**Description of the task**
Restate the records below word for word.

— begin —

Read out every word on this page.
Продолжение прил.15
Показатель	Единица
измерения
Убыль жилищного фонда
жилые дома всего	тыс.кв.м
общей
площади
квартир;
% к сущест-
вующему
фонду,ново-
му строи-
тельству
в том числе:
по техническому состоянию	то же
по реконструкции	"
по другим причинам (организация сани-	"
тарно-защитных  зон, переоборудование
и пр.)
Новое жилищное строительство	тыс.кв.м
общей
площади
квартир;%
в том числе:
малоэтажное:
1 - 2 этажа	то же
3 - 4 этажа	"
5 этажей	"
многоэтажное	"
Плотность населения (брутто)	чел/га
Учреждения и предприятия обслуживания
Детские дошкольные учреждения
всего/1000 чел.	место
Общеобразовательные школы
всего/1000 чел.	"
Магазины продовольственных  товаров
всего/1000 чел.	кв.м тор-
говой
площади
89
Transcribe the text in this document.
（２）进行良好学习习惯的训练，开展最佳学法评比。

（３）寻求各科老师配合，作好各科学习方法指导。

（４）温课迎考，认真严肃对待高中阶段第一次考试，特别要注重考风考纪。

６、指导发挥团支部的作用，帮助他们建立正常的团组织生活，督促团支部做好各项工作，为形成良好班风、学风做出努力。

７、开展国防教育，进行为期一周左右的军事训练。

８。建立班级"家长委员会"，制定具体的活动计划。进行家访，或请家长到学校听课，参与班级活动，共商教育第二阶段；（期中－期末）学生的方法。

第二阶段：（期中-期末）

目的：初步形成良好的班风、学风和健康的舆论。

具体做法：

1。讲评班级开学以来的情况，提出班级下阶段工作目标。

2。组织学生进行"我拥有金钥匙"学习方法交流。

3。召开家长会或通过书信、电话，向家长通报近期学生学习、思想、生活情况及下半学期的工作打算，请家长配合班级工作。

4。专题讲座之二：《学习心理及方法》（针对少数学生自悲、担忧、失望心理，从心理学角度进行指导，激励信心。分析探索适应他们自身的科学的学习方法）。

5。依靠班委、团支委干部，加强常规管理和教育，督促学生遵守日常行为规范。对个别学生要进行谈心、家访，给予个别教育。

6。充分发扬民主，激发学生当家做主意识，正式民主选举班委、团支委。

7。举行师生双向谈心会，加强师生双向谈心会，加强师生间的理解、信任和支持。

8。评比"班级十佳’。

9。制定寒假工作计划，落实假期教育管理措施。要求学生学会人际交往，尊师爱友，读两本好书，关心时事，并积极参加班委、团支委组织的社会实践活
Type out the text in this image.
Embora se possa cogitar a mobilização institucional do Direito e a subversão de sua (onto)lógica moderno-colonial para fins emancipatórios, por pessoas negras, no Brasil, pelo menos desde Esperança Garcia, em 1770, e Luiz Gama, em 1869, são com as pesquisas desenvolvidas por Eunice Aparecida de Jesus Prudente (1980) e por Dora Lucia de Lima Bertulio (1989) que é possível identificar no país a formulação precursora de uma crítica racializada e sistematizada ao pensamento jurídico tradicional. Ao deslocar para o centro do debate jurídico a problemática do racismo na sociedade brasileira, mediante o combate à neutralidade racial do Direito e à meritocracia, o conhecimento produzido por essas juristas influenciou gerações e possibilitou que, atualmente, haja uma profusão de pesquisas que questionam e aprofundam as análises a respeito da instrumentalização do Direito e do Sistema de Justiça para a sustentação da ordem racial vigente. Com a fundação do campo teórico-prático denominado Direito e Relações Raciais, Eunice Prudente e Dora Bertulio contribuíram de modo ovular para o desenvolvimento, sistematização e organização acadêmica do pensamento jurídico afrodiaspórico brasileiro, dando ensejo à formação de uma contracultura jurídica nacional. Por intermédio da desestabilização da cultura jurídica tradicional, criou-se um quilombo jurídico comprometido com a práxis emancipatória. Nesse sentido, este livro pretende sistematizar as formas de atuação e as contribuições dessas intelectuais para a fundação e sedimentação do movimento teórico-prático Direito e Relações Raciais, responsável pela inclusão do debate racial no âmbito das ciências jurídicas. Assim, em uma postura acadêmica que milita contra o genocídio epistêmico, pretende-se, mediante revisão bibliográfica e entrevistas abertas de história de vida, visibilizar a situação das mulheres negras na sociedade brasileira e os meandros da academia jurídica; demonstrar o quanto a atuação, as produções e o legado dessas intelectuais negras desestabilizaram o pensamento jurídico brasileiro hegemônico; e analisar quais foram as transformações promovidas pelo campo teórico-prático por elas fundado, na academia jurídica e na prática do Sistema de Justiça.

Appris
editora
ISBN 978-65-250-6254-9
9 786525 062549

— end —

**Solution for this exercise**
Read out every word on this page.
Продолжение прил.15
Показатель	Единица
измерения
Убыль жилищного фонда
жилые дома всего	тыс.кв.м
общей
площади
квартир;
% к сущест-
вующему
фонду,ново-
му строи-
тельству
в том числе:
по техническому состоянию	то же
по реконструкции	"
по другим причинам (организация сани-	"
тарно-защитных  зон, переоборудование
и пр.)
Новое жилищное строительство	тыс.кв.м
общей
площади
квартир;%
в том числе:
малоэтажное:
1 - 2 этажа	то же
3 - 4 этажа	"
5 этажей	"
многоэтажное	"
Плотность населения (брутто)	чел/га
Учреждения и предприятия обслуживания
Детские дошкольные учреждения
всего/1000 чел.	место
Общеобразовательные школы
всего/1000 чел.	"
Магазины продовольственных  товаров
всего/1000 чел.	кв.м тор-
говой
площади
89
Transcribe the text in this document.
（２）进行良好学习习惯的训练，开展最佳学法评比。

（３）寻求各科老师配合，作好各科学习方法指导。

（４）温课迎考，认真严肃对待高中阶段第一次考试，特别要注重考风考纪。

６、指导发挥团支部的作用，帮助他们建立正常的团组织生活，督促团支部做好各项工作，为形成良好班风、学风做出努力。

７、开展国防教育，进行为期一周左右的军事训练。

８。建立班级"家长委员会"，制定具体的活动计划。进行家访，或请家长到学校听课，参与班级活动，共商教育第二阶段；（期中－期末）学生的方法。

第二阶段：（期中-期末）

目的：初步形成良好的班风、学风和健康的舆论。

具体做法：

1。讲评班级开学以来的情况，提出班级下阶段工作目标。

2。组织学生进行"我拥有金钥匙"学习方法交流。

3。召开家长会或通过书信、电话，向家长通报近期学生学习、思想、生活情况及下半学期的工作打算，请家长配合班级工作。

4。专题讲座之二：《学习心理及方法》（针对少数学生自悲、担忧、失望心理，从心理学角度进行指导，激励信心。分析探索适应他们自身的科学的学习方法）。

5。依靠班委、团支委干部，加强常规管理和教育，督促学生遵守日常行为规范。对个别学生要进行谈心、家访，给予个别教育。

6。充分发扬民主，激发学生当家做主意识，正式民主选举班委、团支委。

7。举行师生双向谈心会，加强师生双向谈心会，加强师生间的理解、信任和支持。

8。评比"班级十佳’。

9。制定寒假工作计划，落实假期教育管理措施。要求学生学会人际交往，尊师爱友，读两本好书，关心时事，并积极参加班委、团支委组织的社会实践活
Type out the text in this image.
Embora se possa cogitar a mobilização institucional do Direito e a subversão de sua (onto)lógica moderno-colonial para fins emancipatórios, por pessoas negras, no Brasil, pelo menos desde Esperança Garcia, em 1770, e Luiz Gama, em 1869, são com as pesquisas desenvolvidas por Eunice Aparecida de Jesus Prudente (1980) e por Dora Lucia de Lima Bertulio (1989) que é possível identificar no país a formulação precursora de uma crítica racializada e sistematizada ao pensamento jurídico tradicional. Ao deslocar para o centro do debate jurídico a problemática do racismo na sociedade brasileira, mediante o combate à neutralidade racial do Direito e à meritocracia, o conhecimento produzido por essas juristas influenciou gerações e possibilitou que, atualmente, haja uma profusão de pesquisas que questionam e aprofundam as análises a respeito da instrumentalização do Direito e do Sistema de Justiça para a sustentação da ordem racial vigente. Com a fundação do campo teórico-prático denominado Direito e Relações Raciais, Eunice Prudente e Dora Bertulio contribuíram de modo ovular para o desenvolvimento, sistematização e organização acadêmica do pensamento jurídico afrodiaspórico brasileiro, dando ensejo à formação de uma contracultura jurídica nacional. Por intermédio da desestabilização da cultura jurídica tradicional, criou-se um quilombo jurídico comprometido com a práxis emancipatória. Nesse sentido, este livro pretende sistematizar as formas de atuação e as contribuições dessas intelectuais para a fundação e sedimentação do movimento teórico-prático Direito e Relações Raciais, responsável pela inclusão do debate racial no âmbito das ciências jurídicas. Assim, em uma postura acadêmica que milita contra o genocídio epistêmico, pretende-se, mediante revisão bibliográfica e entrevistas abertas de história de vida, visibilizar a situação das mulheres negras na sociedade brasileira e os meandros da academia jurídica; demonstrar o quanto a atuação, as produções e o legado dessas intelectuais negras desestabilizaram o pensamento jurídico brasileiro hegemônico; e analisar quais foram as transformações promovidas pelo campo teórico-prático por elas fundado, na academia jurídica e na prática do Sistema de Justiça.

Appris
editora
ISBN 978-65-250-6254-9
9 786525 062549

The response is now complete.